* **Problem to work on**
Reproduce the listing below in its entirety. Change nothing.

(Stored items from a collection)
________________________________________

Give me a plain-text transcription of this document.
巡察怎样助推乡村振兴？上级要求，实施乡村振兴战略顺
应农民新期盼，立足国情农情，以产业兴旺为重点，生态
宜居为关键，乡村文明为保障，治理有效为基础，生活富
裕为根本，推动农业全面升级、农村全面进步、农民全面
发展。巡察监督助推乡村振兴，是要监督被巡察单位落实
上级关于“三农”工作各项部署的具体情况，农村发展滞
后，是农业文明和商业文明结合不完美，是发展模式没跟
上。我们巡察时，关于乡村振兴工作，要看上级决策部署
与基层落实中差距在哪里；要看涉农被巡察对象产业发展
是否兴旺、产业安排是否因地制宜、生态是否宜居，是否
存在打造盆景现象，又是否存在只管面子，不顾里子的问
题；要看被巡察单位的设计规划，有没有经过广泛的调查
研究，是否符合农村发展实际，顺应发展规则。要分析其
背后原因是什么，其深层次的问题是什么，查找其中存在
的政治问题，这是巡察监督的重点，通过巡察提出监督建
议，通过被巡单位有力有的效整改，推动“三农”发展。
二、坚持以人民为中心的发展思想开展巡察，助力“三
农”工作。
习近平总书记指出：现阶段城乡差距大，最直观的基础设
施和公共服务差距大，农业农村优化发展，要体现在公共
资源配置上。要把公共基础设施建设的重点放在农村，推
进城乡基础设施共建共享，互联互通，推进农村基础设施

________________________________________

* **Exercise result**
Give me a plain-text transcription of this document.
巡察怎样助推乡村振兴？上级要求，实施乡村振兴战略顺
应农民新期盼，立足国情农情，以产业兴旺为重点，生态
宜居为关键，乡村文明为保障，治理有效为基础，生活富
裕为根本，推动农业全面升级、农村全面进步、农民全面
发展。巡察监督助推乡村振兴，是要监督被巡察单位落实
上级关于“三农”工作各项部署的具体情况，农村发展滞
后，是农业文明和商业文明结合不完美，是发展模式没跟
上。我们巡察时，关于乡村振兴工作，要看上级决策部署
与基层落实中差距在哪里；要看涉农被巡察对象产业发展
是否兴旺、产业安排是否因地制宜、生态是否宜居，是否
存在打造盆景现象，又是否存在只管面子，不顾里子的问
题；要看被巡察单位的设计规划，有没有经过广泛的调查
研究，是否符合农村发展实际，顺应发展规则。要分析其
背后原因是什么，其深层次的问题是什么，查找其中存在
的政治问题，这是巡察监督的重点，通过巡察提出监督建
议，通过被巡单位有力有的效整改，推动“三农”发展。
二、坚持以人民为中心的发展思想开展巡察，助力“三
农”工作。
习近平总书记指出：现阶段城乡差距大，最直观的基础设
施和公共服务差距大，农业农村优化发展，要体现在公共
资源配置上。要把公共基础设施建设的重点放在农村，推
进城乡基础设施共建共享，互联互通，推进农村基础设施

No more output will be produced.